Written request →
Reproduce each line of the listing exactly.

(Figure record extracts)

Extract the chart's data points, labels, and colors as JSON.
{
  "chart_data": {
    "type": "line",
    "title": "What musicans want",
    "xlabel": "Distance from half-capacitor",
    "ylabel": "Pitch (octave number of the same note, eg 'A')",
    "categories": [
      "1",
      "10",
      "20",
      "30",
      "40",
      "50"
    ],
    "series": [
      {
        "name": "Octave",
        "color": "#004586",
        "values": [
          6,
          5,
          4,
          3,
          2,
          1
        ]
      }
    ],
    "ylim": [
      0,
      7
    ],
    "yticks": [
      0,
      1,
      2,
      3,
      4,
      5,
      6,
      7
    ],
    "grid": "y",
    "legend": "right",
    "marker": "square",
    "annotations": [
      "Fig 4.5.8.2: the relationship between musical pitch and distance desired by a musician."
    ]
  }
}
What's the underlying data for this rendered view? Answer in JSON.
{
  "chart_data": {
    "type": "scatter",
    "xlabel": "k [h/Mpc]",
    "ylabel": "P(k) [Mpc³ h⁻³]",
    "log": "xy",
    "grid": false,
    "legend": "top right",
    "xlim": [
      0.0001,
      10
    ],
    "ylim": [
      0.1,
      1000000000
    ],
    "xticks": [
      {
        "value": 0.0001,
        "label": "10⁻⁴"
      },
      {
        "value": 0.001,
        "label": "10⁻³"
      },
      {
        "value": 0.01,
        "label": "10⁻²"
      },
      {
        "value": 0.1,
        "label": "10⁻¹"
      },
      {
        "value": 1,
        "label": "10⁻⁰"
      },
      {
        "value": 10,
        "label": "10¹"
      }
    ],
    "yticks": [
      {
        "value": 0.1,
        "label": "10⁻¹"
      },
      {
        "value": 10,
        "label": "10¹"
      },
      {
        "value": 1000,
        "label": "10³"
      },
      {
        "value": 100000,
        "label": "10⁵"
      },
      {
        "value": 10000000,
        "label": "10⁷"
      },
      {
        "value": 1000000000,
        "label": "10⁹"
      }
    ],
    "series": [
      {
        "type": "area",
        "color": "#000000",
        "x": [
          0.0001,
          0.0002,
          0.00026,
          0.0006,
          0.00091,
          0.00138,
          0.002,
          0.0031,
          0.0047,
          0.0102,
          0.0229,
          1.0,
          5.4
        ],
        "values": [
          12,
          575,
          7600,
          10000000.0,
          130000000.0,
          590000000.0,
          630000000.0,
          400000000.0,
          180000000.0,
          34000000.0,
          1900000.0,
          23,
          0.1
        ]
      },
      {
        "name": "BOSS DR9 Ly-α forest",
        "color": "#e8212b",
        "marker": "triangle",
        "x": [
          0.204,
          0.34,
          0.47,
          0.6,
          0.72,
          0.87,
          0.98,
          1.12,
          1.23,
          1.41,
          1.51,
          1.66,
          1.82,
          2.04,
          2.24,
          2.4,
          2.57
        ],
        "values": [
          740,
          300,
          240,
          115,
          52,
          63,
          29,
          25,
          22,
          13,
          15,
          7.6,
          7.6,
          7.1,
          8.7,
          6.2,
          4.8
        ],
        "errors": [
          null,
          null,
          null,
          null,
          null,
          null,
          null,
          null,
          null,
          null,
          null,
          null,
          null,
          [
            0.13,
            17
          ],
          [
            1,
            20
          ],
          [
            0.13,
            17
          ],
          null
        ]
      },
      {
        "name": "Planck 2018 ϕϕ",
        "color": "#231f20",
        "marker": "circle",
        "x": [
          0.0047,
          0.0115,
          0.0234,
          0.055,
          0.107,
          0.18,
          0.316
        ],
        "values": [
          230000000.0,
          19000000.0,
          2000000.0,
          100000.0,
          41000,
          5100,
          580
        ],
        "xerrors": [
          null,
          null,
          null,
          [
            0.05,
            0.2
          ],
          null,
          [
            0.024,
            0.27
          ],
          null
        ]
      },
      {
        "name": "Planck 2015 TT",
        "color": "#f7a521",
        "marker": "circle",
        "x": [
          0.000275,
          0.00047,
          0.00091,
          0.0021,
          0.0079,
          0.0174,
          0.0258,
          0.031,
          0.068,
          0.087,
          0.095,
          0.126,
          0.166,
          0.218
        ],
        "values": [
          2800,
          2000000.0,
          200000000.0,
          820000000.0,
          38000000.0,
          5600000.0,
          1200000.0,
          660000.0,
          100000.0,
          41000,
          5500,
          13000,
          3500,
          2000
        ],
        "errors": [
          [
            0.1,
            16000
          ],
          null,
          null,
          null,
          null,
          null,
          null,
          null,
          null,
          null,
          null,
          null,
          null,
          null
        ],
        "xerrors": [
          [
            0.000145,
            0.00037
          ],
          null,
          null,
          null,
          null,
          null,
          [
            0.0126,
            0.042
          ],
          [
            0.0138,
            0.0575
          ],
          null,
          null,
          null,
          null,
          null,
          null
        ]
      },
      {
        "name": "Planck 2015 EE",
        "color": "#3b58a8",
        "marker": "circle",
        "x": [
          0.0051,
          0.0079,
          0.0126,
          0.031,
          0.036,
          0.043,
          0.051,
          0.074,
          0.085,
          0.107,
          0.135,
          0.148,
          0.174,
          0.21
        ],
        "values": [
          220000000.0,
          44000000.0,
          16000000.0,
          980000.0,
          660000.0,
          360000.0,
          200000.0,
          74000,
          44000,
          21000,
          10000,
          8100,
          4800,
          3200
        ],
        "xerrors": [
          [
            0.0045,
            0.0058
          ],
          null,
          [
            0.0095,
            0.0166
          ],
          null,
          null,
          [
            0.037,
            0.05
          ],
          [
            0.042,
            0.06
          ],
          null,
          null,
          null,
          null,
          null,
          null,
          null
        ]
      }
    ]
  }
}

Solution →
Extract the chart's data points, labels, and colors as JSON.
{
  "chart_data": {
    "type": "line",
    "title": "What musicans want",
    "xlabel": "Distance from half-capacitor",
    "ylabel": "Pitch (octave number of the same note, eg 'A')",
    "categories": [
      "1",
      "10",
      "20",
      "30",
      "40",
      "50"
    ],
    "series": [
      {
        "name": "Octave",
        "color": "#004586",
        "values": [
          6,
          5,
          4,
          3,
          2,
          1
        ]
      }
    ],
    "ylim": [
      0,
      7
    ],
    "yticks": [
      0,
      1,
      2,
      3,
      4,
      5,
      6,
      7
    ],
    "grid": "y",
    "legend": "right",
    "marker": "square",
    "annotations": [
      "Fig 4.5.8.2: the relationship between musical pitch and distance desired by a musician."
    ]
  }
}
What's the underlying data for this rendered view? Answer in JSON.
{
  "chart_data": {
    "type": "scatter",
    "xlabel": "k [h/Mpc]",
    "ylabel": "P(k) [Mpc³ h⁻³]",
    "log": "xy",
    "grid": false,
    "legend": "top right",
    "xlim": [
      0.0001,
      10
    ],
    "ylim": [
      0.1,
      1000000000
    ],
    "xticks": [
      {
        "value": 0.0001,
        "label": "10⁻⁴"
      },
      {
        "value": 0.001,
        "label": "10⁻³"
      },
      {
        "value": 0.01,
        "label": "10⁻²"
      },
      {
        "value": 0.1,
        "label": "10⁻¹"
      },
      {
        "value": 1,
        "label": "10⁻⁰"
      },
      {
        "value": 10,
        "label": "10¹"
      }
    ],
    "yticks": [
      {
        "value": 0.1,
        "label": "10⁻¹"
      },
      {
        "value": 10,
        "label": "10¹"
      },
      {
        "value": 1000,
        "label": "10³"
      },
      {
        "value": 100000,
        "label": "10⁵"
      },
      {
        "value": 10000000,
        "label": "10⁷"
      },
      {
        "value": 1000000000,
        "label": "10⁹"
      }
    ],
    "series": [
      {
        "type": "area",
        "color": "#000000",
        "x": [
          0.0001,
          0.0002,
          0.00026,
          0.0006,
          0.00091,
          0.00138,
          0.002,
          0.0031,
          0.0047,
          0.0102,
          0.0229,
          1.0,
          5.4
        ],
        "values": [
          12,
          575,
          7600,
          10000000.0,
          130000000.0,
          590000000.0,
          630000000.0,
          400000000.0,
          180000000.0,
          34000000.0,
          1900000.0,
          23,
          0.1
        ]
      },
      {
        "name": "BOSS DR9 Ly-α forest",
        "color": "#e8212b",
        "marker": "triangle",
        "x": [
          0.204,
          0.34,
          0.47,
          0.6,
          0.72,
          0.87,
          0.98,
          1.12,
          1.23,
          1.41,
          1.51,
          1.66,
          1.82,
          2.04,
          2.24,
          2.4,
          2.57
        ],
        "values": [
          740,
          300,
          240,
          115,
          52,
          63,
          29,
          25,
          22,
          13,
          15,
          7.6,
          7.6,
          7.1,
          8.7,
          6.2,
          4.8
        ],
        "errors": [
          null,
          null,
          null,
          null,
          null,
          null,
          null,
          null,
          null,
          null,
          null,
          null,
          null,
          [
            0.13,
            17
          ],
          [
            1,
            20
          ],
          [
            0.13,
            17
          ],
          null
        ]
      },
      {
        "name": "Planck 2018 ϕϕ",
        "color": "#231f20",
        "marker": "circle",
        "x": [
          0.0047,
          0.0115,
          0.0234,
          0.055,
          0.107,
          0.18,
          0.316
        ],
        "values": [
          230000000.0,
          19000000.0,
          2000000.0,
          100000.0,
          41000,
          5100,
          580
        ],
        "xerrors": [
          null,
          null,
          null,
          [
            0.05,
            0.2
          ],
          null,
          [
            0.024,
            0.27
          ],
          null
        ]
      },
      {
        "name": "Planck 2015 TT",
        "color": "#f7a521",
        "marker": "circle",
        "x": [
          0.000275,
          0.00047,
          0.00091,
          0.0021,
          0.0079,
          0.0174,
          0.0258,
          0.031,
          0.068,
          0.087,
          0.095,
          0.126,
          0.166,
          0.218
        ],
        "values": [
          2800,
          2000000.0,
          200000000.0,
          820000000.0,
          38000000.0,
          5600000.0,
          1200000.0,
          660000.0,
          100000.0,
          41000,
          5500,
          13000,
          3500,
          2000
        ],
        "errors": [
          [
            0.1,
            16000
          ],
          null,
          null,
          null,
          null,
          null,
          null,
          null,
          null,
          null,
          null,
          null,
          null,
          null
        ],
        "xerrors": [
          [
            0.000145,
            0.00037
          ],
          null,
          null,
          null,
          null,
          null,
          [
            0.0126,
            0.042
          ],
          [
            0.0138,
            0.0575
          ],
          null,
          null,
          null,
          null,
          null,
          null
        ]
      },
      {
        "name": "Planck 2015 EE",
        "color": "#3b58a8",
        "marker": "circle",
        "x": [
          0.0051,
          0.0079,
          0.0126,
          0.031,
          0.036,
          0.043,
          0.051,
          0.074,
          0.085,
          0.107,
          0.135,
          0.148,
          0.174,
          0.21
        ],
        "values": [
          220000000.0,
          44000000.0,
          16000000.0,
          980000.0,
          660000.0,
          360000.0,
          200000.0,
          74000,
          44000,
          21000,
          10000,
          8100,
          4800,
          3200
        ],
        "xerrors": [
          [
            0.0045,
            0.0058
          ],
          null,
          [
            0.0095,
            0.0166
          ],
          null,
          null,
          [
            0.037,
            0.05
          ],
          [
            0.042,
            0.06
          ],
          null,
          null,
          null,
          null,
          null,
          null,
          null
        ]
      }
    ]
  }
}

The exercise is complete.